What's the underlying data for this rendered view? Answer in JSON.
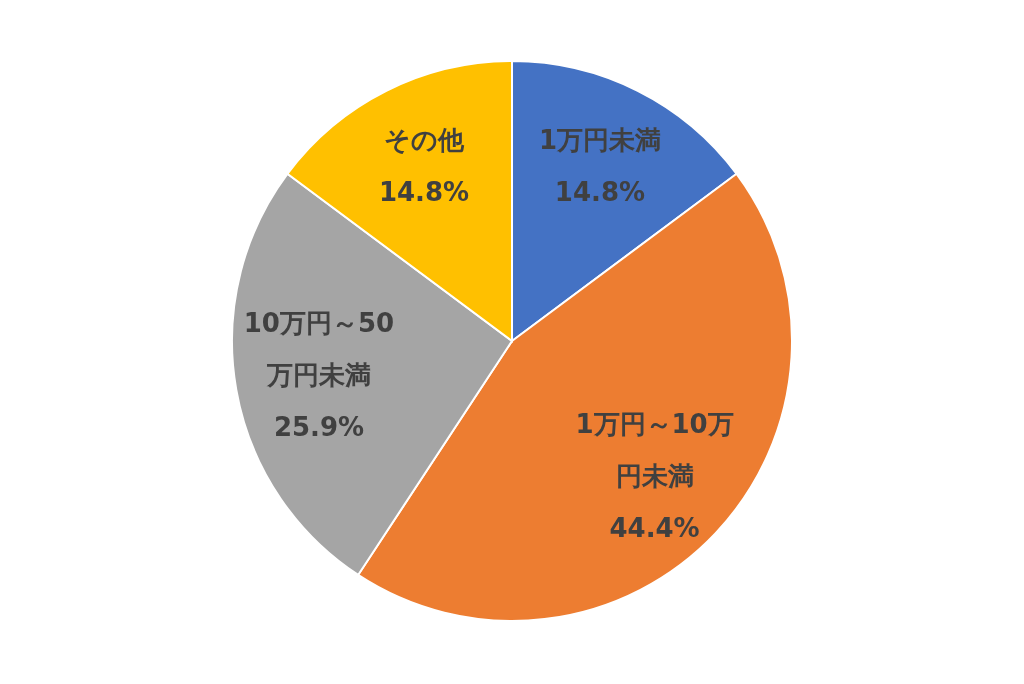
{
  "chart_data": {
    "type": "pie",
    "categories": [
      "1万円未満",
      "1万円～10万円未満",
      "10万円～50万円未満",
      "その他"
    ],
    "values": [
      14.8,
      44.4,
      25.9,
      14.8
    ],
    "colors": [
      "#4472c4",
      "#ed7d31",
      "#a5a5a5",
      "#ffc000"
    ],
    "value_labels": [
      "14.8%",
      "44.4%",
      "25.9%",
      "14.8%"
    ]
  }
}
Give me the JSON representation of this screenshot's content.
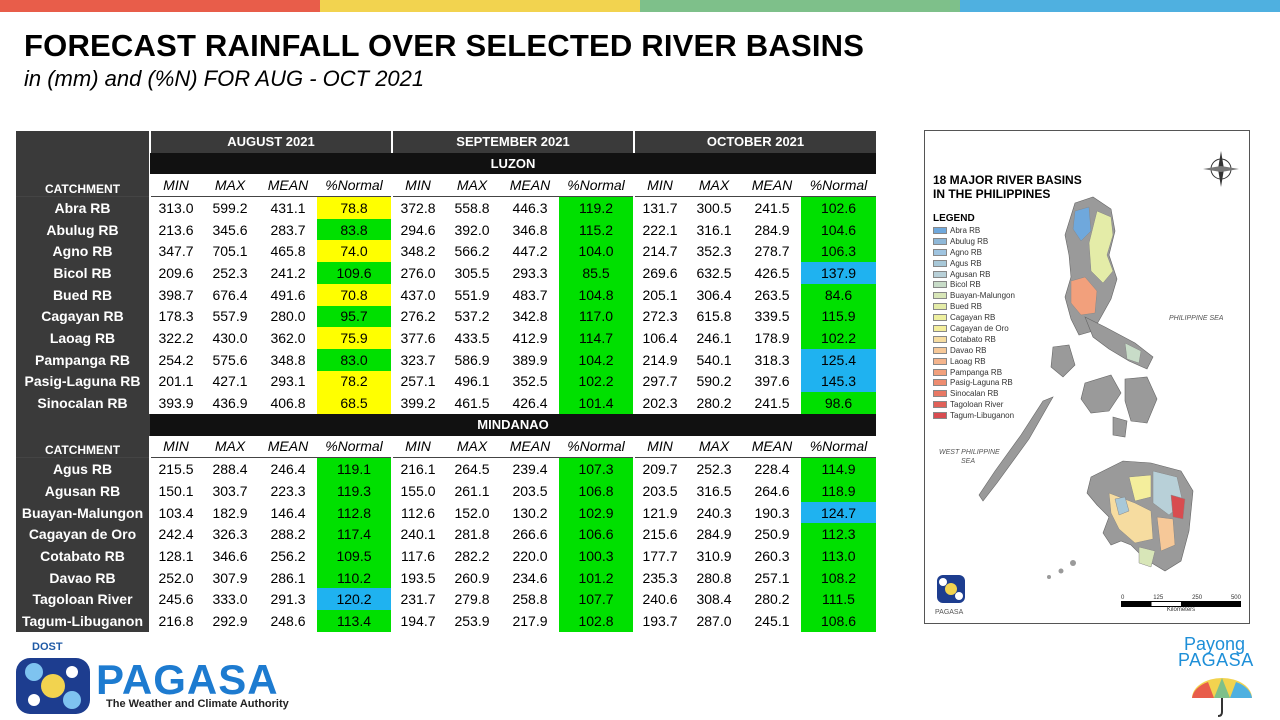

* * *

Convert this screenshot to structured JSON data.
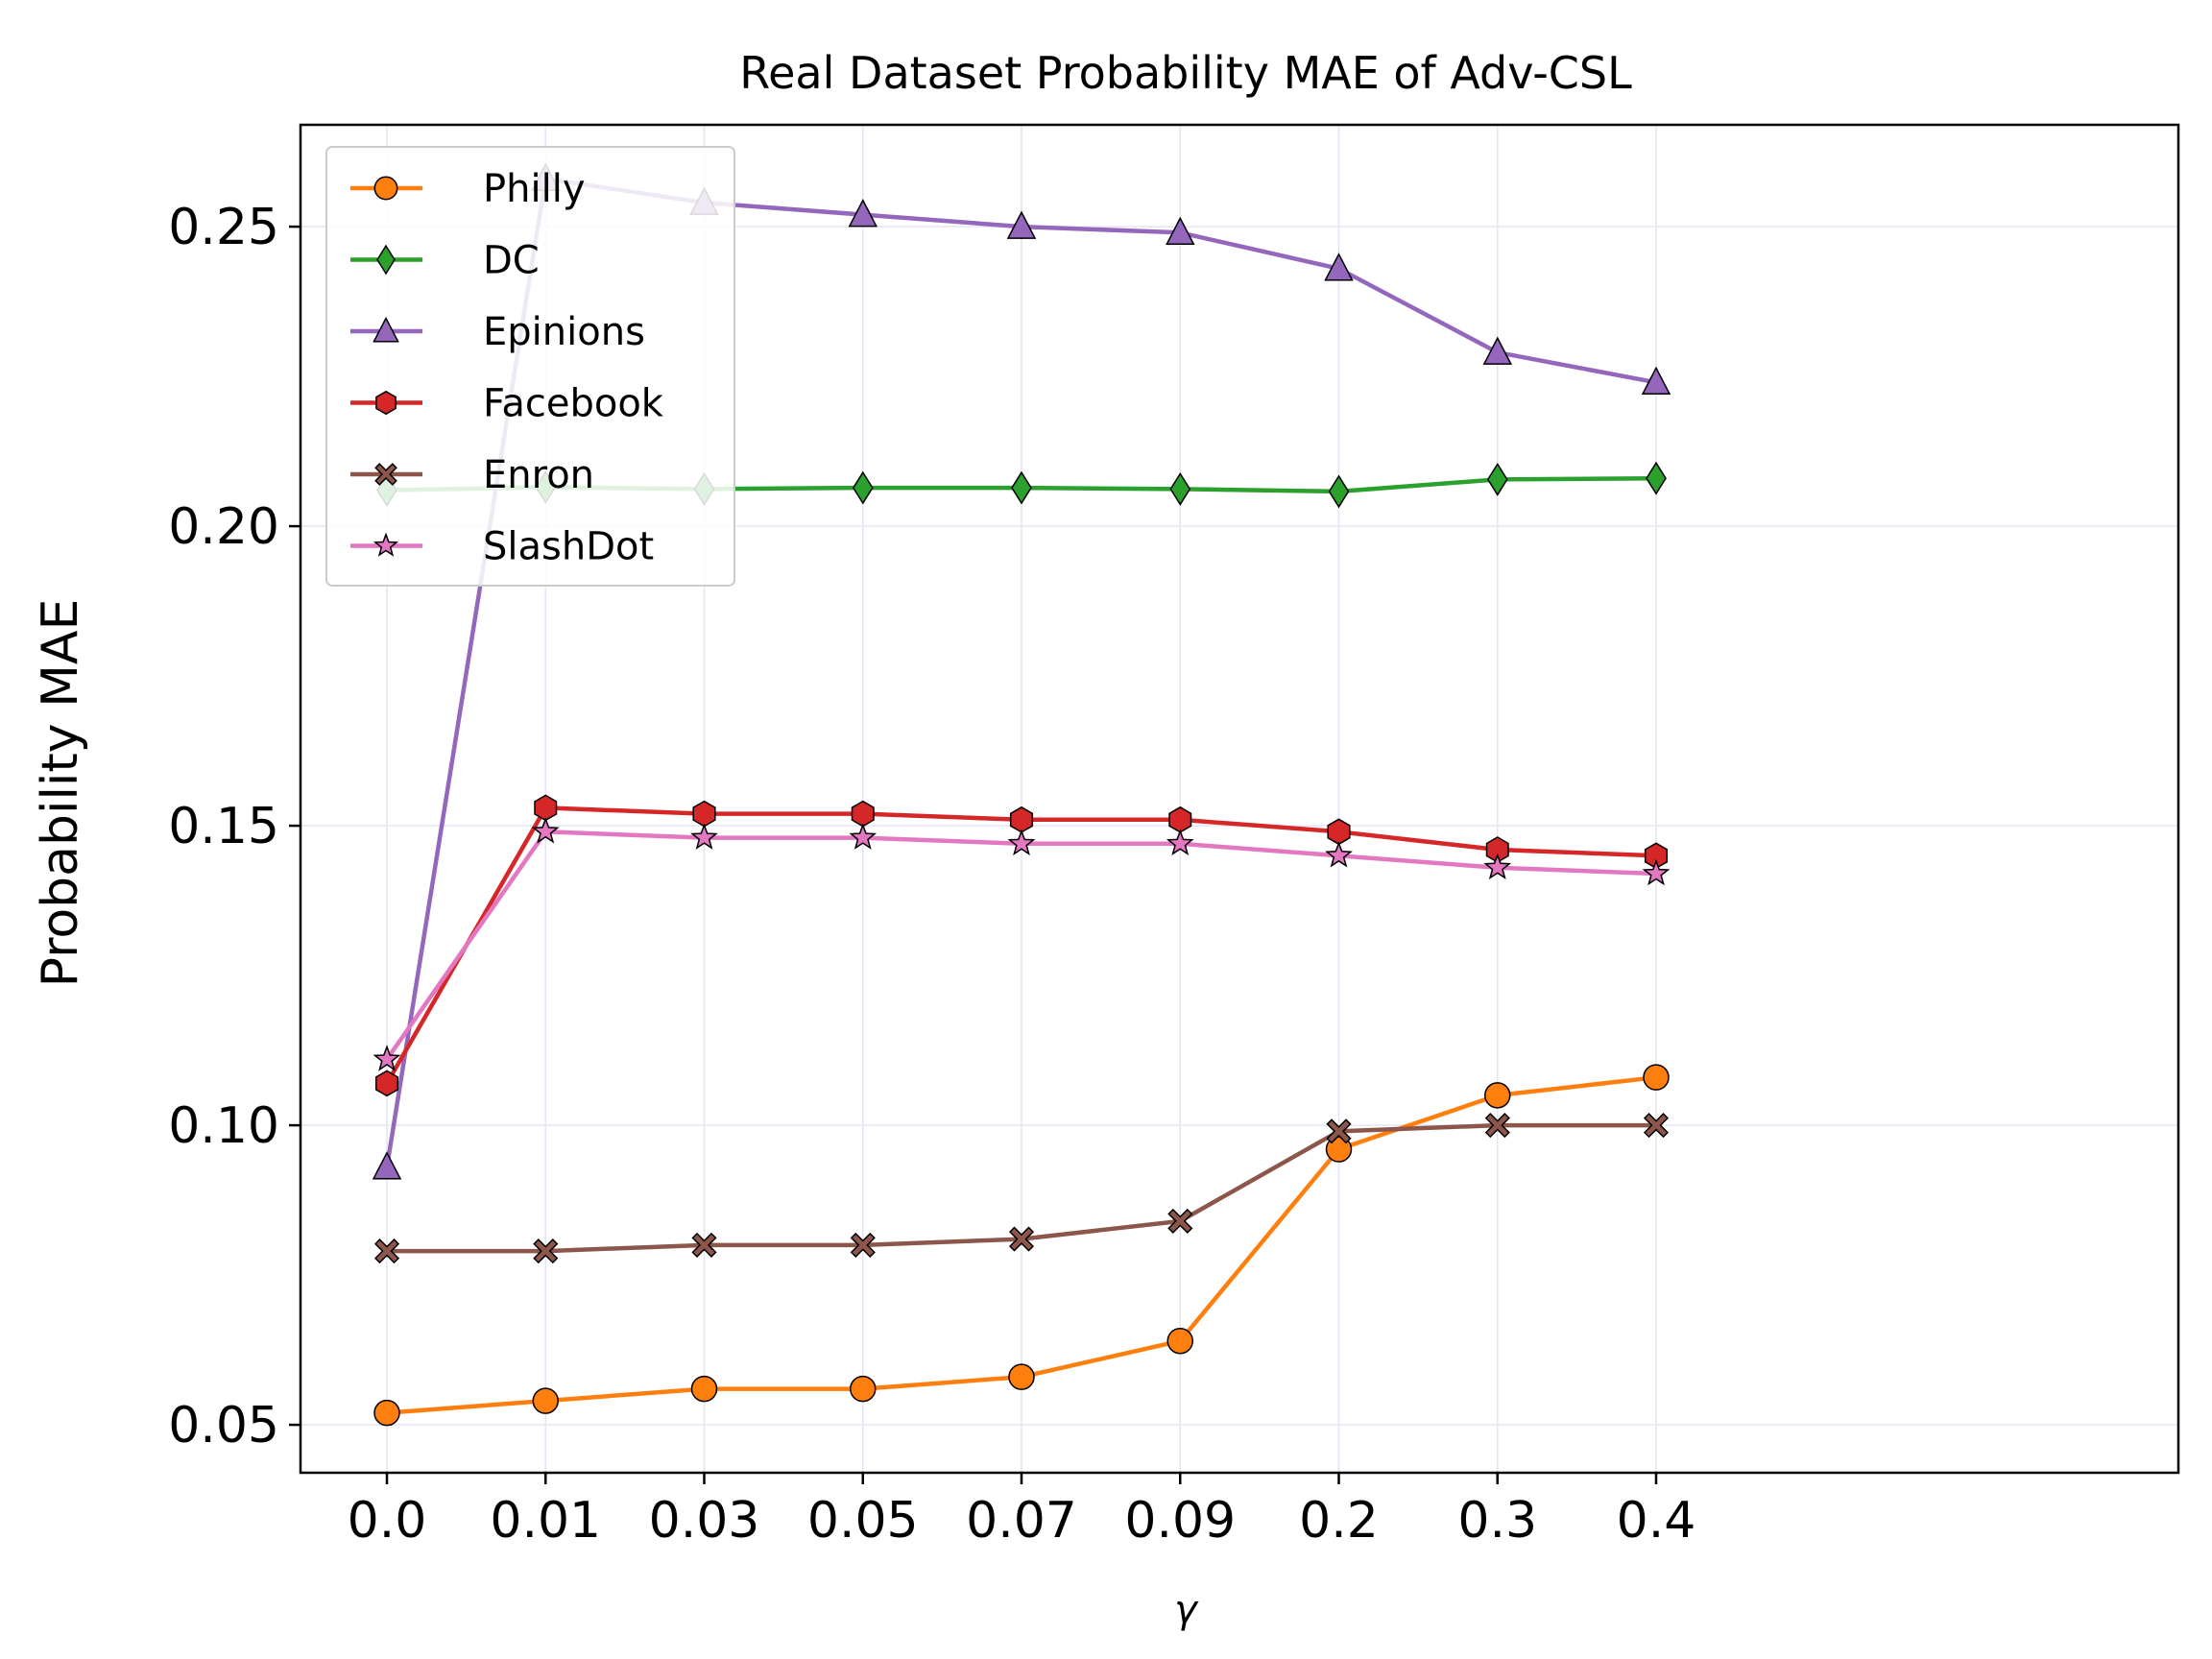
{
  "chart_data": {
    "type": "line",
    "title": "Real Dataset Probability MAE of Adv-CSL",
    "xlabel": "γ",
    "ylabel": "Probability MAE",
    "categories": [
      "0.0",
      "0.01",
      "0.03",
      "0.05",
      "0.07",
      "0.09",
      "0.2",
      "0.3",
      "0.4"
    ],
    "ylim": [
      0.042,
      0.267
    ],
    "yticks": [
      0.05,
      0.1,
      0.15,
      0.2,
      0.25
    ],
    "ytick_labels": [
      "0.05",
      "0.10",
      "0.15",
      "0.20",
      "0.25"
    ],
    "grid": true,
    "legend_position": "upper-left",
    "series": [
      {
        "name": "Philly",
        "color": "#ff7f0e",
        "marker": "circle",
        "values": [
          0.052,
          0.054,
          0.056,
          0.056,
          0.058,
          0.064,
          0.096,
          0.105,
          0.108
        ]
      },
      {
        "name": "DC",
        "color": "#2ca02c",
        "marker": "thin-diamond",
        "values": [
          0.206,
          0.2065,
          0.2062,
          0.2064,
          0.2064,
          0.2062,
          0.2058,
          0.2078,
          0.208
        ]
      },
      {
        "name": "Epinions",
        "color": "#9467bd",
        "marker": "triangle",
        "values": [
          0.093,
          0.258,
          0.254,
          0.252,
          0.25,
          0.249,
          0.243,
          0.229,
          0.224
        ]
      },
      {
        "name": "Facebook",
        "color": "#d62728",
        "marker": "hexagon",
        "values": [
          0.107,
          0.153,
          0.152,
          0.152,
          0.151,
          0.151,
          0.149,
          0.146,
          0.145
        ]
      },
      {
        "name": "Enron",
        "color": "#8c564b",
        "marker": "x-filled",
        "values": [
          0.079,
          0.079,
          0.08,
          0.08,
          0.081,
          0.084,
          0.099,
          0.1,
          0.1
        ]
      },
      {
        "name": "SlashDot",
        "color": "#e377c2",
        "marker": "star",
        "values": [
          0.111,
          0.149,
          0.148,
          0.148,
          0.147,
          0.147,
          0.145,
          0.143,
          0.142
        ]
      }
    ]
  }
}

Requirements
Return exactly the lines from the one with "What's the underlying" to the one with "Give me the", both ends kept, and only those. Images are left out.

Result of this task
What's the underlying data for this rendered view? Answer in JSON.
{
  "chart_data": {
    "type": "pie",
    "categories": [
      "1万円未満",
      "1万円～10万円未満",
      "10万円～50万円未満",
      "その他"
    ],
    "values": [
      14.8,
      44.4,
      25.9,
      14.8
    ],
    "colors": [
      "#4472c4",
      "#ed7d31",
      "#a5a5a5",
      "#ffc000"
    ],
    "value_labels": [
      "14.8%",
      "44.4%",
      "25.9%",
      "14.8%"
    ]
  }
}
Give me the JSON representation of this screenshot's content.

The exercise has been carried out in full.